--- WORK TASK ---
Across all the records below, count the lines that hold "University". State only that figure.

--- Document page data ---
━━━
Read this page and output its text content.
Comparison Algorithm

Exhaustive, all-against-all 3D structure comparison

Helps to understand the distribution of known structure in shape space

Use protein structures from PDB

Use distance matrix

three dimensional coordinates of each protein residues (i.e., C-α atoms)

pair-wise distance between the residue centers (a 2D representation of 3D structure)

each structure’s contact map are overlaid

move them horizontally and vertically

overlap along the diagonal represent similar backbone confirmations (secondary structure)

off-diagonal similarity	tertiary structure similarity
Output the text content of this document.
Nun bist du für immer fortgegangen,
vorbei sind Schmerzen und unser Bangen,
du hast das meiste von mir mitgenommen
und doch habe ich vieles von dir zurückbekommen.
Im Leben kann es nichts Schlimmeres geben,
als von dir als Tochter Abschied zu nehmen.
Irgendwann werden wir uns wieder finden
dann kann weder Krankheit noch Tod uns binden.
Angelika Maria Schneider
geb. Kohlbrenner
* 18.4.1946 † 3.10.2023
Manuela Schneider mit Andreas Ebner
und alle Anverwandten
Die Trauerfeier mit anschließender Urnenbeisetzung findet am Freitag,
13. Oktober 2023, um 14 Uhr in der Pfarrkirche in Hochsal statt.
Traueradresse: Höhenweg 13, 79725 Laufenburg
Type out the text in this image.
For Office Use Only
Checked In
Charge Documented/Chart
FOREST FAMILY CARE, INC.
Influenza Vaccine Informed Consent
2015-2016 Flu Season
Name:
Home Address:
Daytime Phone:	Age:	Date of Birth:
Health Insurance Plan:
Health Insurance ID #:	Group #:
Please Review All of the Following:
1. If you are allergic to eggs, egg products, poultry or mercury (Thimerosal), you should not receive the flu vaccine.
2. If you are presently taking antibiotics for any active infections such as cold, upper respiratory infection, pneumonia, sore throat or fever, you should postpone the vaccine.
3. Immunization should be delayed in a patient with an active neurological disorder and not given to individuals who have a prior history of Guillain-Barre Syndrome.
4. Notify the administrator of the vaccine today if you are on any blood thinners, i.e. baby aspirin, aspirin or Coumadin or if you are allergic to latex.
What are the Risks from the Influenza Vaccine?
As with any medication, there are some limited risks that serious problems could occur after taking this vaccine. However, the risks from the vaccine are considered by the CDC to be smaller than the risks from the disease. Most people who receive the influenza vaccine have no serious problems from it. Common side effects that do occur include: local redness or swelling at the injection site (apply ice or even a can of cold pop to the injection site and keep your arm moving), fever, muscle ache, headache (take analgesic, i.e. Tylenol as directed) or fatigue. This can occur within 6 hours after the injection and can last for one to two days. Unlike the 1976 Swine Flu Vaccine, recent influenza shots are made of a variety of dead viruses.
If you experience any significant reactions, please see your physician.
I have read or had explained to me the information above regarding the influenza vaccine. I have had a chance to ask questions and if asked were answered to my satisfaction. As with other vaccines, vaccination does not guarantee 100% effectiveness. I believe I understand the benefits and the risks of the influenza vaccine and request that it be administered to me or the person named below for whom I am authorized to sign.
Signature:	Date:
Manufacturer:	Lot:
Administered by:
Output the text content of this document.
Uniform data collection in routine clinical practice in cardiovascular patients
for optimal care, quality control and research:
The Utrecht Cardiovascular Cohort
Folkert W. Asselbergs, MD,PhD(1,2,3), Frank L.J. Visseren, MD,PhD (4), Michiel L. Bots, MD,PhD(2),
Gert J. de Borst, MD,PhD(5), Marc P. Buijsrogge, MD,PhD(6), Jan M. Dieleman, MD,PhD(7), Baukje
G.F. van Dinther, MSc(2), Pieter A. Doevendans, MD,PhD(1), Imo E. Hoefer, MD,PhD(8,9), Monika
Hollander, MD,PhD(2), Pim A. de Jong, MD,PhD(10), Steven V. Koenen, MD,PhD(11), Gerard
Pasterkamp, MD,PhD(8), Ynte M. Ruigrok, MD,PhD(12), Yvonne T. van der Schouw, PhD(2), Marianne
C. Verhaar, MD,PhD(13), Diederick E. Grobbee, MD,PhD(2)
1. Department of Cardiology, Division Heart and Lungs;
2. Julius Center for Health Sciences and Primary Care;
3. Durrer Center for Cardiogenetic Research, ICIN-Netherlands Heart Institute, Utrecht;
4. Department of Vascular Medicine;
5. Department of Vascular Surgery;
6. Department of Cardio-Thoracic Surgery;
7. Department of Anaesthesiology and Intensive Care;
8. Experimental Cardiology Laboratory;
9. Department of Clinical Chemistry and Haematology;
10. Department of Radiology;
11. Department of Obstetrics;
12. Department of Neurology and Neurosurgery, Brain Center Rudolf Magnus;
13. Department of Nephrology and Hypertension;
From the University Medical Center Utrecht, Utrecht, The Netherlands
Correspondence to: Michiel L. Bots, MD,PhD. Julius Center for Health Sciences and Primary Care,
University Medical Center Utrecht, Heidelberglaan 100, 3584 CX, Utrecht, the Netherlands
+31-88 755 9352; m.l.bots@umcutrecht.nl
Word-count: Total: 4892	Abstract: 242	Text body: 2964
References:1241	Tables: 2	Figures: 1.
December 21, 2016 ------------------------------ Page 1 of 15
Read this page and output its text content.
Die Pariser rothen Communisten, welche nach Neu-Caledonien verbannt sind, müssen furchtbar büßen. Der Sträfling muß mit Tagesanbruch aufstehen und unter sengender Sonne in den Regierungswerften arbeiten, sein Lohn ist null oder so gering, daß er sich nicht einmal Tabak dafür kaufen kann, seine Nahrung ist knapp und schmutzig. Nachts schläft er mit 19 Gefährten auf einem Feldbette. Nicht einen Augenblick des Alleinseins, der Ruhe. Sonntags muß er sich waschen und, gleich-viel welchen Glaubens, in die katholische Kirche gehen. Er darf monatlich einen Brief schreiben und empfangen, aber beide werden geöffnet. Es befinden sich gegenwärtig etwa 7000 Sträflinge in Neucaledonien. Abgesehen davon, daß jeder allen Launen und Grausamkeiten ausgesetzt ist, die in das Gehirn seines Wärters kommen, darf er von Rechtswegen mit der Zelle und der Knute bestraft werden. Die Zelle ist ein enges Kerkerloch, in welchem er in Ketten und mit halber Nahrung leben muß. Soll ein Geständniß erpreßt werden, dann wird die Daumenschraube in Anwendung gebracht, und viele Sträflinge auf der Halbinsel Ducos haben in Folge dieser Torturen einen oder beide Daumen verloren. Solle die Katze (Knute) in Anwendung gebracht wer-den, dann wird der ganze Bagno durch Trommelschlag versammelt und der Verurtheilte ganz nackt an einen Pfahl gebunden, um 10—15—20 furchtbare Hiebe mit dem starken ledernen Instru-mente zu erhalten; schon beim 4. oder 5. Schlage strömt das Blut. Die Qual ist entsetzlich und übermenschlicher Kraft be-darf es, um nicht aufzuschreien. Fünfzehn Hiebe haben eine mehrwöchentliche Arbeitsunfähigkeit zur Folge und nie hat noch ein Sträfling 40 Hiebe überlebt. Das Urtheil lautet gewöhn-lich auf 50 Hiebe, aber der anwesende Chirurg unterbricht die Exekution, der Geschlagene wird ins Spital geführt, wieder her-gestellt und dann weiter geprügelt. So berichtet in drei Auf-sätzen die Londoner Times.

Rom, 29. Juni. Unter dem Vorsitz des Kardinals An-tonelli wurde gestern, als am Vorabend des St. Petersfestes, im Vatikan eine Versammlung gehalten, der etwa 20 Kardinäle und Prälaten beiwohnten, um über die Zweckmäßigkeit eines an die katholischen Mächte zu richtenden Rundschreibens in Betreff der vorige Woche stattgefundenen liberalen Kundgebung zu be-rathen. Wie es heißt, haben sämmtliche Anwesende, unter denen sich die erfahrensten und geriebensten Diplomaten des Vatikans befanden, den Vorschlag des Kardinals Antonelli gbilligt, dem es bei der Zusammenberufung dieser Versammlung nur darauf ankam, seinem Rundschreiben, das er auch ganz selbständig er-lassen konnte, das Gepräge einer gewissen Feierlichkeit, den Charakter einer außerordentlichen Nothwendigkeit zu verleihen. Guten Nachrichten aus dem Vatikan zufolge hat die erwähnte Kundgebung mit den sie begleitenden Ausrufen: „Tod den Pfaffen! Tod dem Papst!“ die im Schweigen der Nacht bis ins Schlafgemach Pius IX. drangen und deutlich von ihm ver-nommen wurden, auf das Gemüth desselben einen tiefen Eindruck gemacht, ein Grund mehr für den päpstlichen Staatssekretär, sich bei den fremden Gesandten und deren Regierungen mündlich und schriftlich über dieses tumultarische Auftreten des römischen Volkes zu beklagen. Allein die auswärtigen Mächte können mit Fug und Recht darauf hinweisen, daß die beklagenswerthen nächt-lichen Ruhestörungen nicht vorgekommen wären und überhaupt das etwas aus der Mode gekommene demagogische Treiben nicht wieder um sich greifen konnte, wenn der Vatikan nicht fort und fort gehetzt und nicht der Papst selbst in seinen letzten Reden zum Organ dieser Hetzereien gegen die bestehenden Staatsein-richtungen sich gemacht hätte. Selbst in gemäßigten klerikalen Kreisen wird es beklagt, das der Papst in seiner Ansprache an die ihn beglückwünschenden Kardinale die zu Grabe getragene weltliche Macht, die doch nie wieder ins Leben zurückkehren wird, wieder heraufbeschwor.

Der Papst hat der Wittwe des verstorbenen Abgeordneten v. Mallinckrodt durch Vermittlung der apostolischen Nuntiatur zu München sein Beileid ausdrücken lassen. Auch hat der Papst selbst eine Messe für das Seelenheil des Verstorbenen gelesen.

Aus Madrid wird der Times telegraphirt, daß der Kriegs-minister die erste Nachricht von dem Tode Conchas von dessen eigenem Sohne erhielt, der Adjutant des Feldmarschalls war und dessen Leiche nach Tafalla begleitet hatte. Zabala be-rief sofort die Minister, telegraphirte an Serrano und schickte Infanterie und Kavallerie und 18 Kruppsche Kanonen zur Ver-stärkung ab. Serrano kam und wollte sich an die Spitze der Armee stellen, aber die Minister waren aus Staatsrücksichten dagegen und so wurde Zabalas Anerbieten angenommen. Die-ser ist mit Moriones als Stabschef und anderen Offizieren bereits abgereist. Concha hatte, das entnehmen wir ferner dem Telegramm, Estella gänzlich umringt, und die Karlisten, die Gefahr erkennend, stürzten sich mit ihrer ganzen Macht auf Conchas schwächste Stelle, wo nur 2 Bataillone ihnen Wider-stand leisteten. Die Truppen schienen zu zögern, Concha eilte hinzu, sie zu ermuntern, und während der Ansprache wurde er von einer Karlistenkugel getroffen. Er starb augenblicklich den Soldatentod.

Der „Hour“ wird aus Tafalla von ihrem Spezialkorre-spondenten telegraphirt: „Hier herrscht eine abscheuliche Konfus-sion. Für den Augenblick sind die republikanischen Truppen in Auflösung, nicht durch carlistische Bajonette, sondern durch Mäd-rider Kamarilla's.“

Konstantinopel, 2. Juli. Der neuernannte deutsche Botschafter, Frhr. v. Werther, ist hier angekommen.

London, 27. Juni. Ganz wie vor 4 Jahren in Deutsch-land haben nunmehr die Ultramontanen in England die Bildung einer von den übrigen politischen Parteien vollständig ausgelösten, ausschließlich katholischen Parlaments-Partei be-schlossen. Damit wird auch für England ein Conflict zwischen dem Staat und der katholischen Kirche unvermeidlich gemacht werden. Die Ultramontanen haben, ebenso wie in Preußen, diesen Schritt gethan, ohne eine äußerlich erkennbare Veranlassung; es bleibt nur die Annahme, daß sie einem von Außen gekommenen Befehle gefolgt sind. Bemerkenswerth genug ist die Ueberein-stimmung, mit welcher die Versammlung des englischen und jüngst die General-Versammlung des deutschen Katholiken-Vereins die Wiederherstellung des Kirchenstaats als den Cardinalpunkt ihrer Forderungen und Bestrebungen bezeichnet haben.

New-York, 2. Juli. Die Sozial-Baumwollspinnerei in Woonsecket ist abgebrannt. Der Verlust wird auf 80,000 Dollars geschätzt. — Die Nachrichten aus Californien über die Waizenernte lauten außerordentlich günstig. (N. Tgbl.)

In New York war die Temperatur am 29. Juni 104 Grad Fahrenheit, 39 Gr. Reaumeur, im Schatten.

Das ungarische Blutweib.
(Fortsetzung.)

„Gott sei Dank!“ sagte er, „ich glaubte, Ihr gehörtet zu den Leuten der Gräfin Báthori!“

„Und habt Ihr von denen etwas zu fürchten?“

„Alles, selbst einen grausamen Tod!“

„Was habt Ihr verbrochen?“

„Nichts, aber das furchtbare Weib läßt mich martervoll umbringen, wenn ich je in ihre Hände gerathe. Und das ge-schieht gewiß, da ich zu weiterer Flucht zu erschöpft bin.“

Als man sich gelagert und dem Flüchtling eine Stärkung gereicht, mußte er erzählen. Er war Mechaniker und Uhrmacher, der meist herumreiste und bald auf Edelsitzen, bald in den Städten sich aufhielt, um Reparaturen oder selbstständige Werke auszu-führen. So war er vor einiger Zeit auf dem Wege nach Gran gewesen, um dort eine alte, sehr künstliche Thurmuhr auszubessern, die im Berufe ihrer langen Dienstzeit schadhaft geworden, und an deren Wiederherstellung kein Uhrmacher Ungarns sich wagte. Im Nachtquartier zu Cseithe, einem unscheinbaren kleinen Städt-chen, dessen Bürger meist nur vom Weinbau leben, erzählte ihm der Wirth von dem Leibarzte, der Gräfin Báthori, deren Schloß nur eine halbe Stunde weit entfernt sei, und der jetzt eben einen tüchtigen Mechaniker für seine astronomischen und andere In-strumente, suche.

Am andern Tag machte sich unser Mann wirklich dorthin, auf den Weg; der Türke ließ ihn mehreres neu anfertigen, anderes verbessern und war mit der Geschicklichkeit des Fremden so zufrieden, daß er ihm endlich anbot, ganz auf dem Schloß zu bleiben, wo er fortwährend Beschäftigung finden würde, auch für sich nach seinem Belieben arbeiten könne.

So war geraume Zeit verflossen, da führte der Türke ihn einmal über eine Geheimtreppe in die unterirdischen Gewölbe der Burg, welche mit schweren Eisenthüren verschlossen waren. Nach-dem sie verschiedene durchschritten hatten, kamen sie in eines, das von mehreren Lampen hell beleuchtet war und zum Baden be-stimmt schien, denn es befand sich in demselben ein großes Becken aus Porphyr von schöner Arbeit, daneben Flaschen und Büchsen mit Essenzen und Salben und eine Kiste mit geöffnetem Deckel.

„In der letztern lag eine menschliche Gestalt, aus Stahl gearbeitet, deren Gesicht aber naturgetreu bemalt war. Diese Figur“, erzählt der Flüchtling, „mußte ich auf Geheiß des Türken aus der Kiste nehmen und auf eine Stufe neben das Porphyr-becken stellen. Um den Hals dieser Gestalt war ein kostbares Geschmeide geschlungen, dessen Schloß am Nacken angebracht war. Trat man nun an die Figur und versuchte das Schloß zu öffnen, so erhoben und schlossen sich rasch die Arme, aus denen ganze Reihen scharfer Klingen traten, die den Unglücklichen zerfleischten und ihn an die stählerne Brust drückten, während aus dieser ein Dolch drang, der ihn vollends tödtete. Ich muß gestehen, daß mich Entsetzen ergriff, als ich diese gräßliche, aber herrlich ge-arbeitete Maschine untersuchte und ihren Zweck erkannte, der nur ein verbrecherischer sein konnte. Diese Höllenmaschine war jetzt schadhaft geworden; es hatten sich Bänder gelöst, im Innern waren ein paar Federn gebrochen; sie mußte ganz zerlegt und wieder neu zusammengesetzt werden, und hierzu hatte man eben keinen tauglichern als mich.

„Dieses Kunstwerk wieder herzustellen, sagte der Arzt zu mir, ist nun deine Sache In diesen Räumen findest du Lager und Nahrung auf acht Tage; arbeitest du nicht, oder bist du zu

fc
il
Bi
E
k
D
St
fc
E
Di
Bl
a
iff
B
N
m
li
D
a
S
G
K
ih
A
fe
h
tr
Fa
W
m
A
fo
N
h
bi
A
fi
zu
━━━
--- TASK RESPONSE ---
2